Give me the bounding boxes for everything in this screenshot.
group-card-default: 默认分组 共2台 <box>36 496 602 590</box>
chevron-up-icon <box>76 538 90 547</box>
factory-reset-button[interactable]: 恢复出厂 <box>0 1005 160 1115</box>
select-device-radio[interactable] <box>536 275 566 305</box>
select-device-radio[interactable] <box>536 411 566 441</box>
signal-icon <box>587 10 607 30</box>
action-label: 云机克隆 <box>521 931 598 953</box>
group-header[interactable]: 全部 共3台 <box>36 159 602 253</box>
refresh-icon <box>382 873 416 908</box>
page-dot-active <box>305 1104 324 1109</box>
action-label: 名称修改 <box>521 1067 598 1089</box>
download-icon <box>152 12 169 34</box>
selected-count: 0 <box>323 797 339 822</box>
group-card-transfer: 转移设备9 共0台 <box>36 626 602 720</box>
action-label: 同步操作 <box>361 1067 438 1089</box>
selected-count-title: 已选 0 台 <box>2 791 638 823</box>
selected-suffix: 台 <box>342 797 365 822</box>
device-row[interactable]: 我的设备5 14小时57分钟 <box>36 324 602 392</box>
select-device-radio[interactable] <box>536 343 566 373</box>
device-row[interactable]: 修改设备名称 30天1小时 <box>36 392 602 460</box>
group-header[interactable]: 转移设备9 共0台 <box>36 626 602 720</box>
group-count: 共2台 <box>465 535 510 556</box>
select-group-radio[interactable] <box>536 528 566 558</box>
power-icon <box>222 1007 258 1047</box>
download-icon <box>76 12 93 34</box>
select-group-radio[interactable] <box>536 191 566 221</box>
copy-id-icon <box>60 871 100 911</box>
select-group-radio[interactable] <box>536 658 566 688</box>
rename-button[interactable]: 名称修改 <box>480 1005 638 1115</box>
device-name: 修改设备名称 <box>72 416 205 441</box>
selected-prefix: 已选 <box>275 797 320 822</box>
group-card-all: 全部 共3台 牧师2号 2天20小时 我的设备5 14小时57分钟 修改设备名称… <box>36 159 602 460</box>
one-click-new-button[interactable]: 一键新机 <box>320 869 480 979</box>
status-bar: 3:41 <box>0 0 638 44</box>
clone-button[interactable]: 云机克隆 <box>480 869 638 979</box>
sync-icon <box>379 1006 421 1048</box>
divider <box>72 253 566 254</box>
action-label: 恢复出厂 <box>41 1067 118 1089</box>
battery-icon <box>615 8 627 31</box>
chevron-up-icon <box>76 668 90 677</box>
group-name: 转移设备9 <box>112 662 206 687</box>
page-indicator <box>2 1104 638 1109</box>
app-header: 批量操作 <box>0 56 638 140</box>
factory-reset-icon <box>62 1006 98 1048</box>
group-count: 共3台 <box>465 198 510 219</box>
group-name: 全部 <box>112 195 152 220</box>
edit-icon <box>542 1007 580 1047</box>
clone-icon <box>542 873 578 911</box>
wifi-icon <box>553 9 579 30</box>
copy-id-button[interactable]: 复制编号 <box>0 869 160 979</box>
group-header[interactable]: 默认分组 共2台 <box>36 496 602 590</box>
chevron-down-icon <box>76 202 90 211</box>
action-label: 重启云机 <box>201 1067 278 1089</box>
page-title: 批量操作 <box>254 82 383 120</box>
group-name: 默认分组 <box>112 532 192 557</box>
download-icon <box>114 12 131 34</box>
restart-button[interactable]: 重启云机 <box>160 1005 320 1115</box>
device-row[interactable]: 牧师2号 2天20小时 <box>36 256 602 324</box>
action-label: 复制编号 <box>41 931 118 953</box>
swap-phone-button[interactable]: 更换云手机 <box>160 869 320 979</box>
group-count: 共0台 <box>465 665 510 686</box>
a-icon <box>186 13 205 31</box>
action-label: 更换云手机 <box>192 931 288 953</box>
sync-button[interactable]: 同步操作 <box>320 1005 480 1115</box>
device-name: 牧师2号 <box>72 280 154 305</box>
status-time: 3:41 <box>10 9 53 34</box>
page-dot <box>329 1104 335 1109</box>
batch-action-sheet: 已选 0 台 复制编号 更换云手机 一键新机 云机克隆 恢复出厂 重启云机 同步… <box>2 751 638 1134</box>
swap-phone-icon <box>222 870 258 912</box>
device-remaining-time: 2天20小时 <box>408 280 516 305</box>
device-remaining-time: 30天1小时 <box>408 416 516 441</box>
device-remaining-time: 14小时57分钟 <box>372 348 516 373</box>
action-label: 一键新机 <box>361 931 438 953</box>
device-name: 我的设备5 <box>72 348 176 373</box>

WHAT YOU ARE ASKED TO DO> Rewrite the rows above, putting "arrow-down-icon" in place of every "download-icon" and keeping everything else unchanged.

OUTPUT OF THE TASK>
Give me the bounding boxes for everything in this screenshot.
group-card-default: 默认分组 共2台 <box>36 496 602 590</box>
chevron-up-icon <box>76 538 90 547</box>
factory-reset-button[interactable]: 恢复出厂 <box>0 1005 160 1115</box>
select-device-radio[interactable] <box>536 275 566 305</box>
select-device-radio[interactable] <box>536 411 566 441</box>
signal-icon <box>587 10 607 30</box>
action-label: 云机克隆 <box>521 931 598 953</box>
group-header[interactable]: 全部 共3台 <box>36 159 602 253</box>
refresh-icon <box>382 873 416 908</box>
page-dot-active <box>305 1104 324 1109</box>
action-label: 名称修改 <box>521 1067 598 1089</box>
arrow-down-icon <box>152 12 169 34</box>
selected-count: 0 <box>323 797 339 822</box>
group-card-transfer: 转移设备9 共0台 <box>36 626 602 720</box>
action-label: 同步操作 <box>361 1067 438 1089</box>
selected-count-title: 已选 0 台 <box>2 791 638 823</box>
selected-suffix: 台 <box>342 797 365 822</box>
device-row[interactable]: 我的设备5 14小时57分钟 <box>36 324 602 392</box>
select-device-radio[interactable] <box>536 343 566 373</box>
device-row[interactable]: 修改设备名称 30天1小时 <box>36 392 602 460</box>
group-header[interactable]: 转移设备9 共0台 <box>36 626 602 720</box>
group-count: 共2台 <box>465 535 510 556</box>
select-group-radio[interactable] <box>536 528 566 558</box>
power-icon <box>222 1007 258 1047</box>
arrow-down-icon <box>76 12 93 34</box>
select-group-radio[interactable] <box>536 191 566 221</box>
copy-id-icon <box>60 871 100 911</box>
select-group-radio[interactable] <box>536 658 566 688</box>
rename-button[interactable]: 名称修改 <box>480 1005 638 1115</box>
device-name: 修改设备名称 <box>72 416 205 441</box>
selected-prefix: 已选 <box>275 797 320 822</box>
group-card-all: 全部 共3台 牧师2号 2天20小时 我的设备5 14小时57分钟 修改设备名称… <box>36 159 602 460</box>
one-click-new-button[interactable]: 一键新机 <box>320 869 480 979</box>
status-bar: 3:41 <box>0 0 638 44</box>
clone-button[interactable]: 云机克隆 <box>480 869 638 979</box>
sync-icon <box>379 1006 421 1048</box>
divider <box>72 253 566 254</box>
action-label: 恢复出厂 <box>41 1067 118 1089</box>
battery-icon <box>615 8 627 31</box>
chevron-up-icon <box>76 668 90 677</box>
group-name: 转移设备9 <box>112 662 206 687</box>
page-indicator <box>2 1104 638 1109</box>
app-header: 批量操作 <box>0 56 638 140</box>
factory-reset-icon <box>62 1006 98 1048</box>
group-count: 共3台 <box>465 198 510 219</box>
group-name: 全部 <box>112 195 152 220</box>
edit-icon <box>542 1007 580 1047</box>
clone-icon <box>542 873 578 911</box>
wifi-icon <box>553 9 579 30</box>
copy-id-button[interactable]: 复制编号 <box>0 869 160 979</box>
group-header[interactable]: 默认分组 共2台 <box>36 496 602 590</box>
chevron-down-icon <box>76 202 90 211</box>
action-label: 重启云机 <box>201 1067 278 1089</box>
page-title: 批量操作 <box>254 82 383 120</box>
group-name: 默认分组 <box>112 532 192 557</box>
arrow-down-icon <box>114 12 131 34</box>
restart-button[interactable]: 重启云机 <box>160 1005 320 1115</box>
device-row[interactable]: 牧师2号 2天20小时 <box>36 256 602 324</box>
action-label: 复制编号 <box>41 931 118 953</box>
swap-phone-button[interactable]: 更换云手机 <box>160 869 320 979</box>
group-count: 共0台 <box>465 665 510 686</box>
a-icon <box>186 13 205 31</box>
action-label: 更换云手机 <box>192 931 288 953</box>
sync-button[interactable]: 同步操作 <box>320 1005 480 1115</box>
device-name: 牧师2号 <box>72 280 154 305</box>
status-time: 3:41 <box>10 9 53 34</box>
page-dot <box>329 1104 335 1109</box>
batch-action-sheet: 已选 0 台 复制编号 更换云手机 一键新机 云机克隆 恢复出厂 重启云机 同步… <box>2 751 638 1134</box>
swap-phone-icon <box>222 870 258 912</box>
device-remaining-time: 2天20小时 <box>408 280 516 305</box>
device-remaining-time: 30天1小时 <box>408 416 516 441</box>
device-remaining-time: 14小时57分钟 <box>372 348 516 373</box>
action-label: 一键新机 <box>361 931 438 953</box>
device-name: 我的设备5 <box>72 348 176 373</box>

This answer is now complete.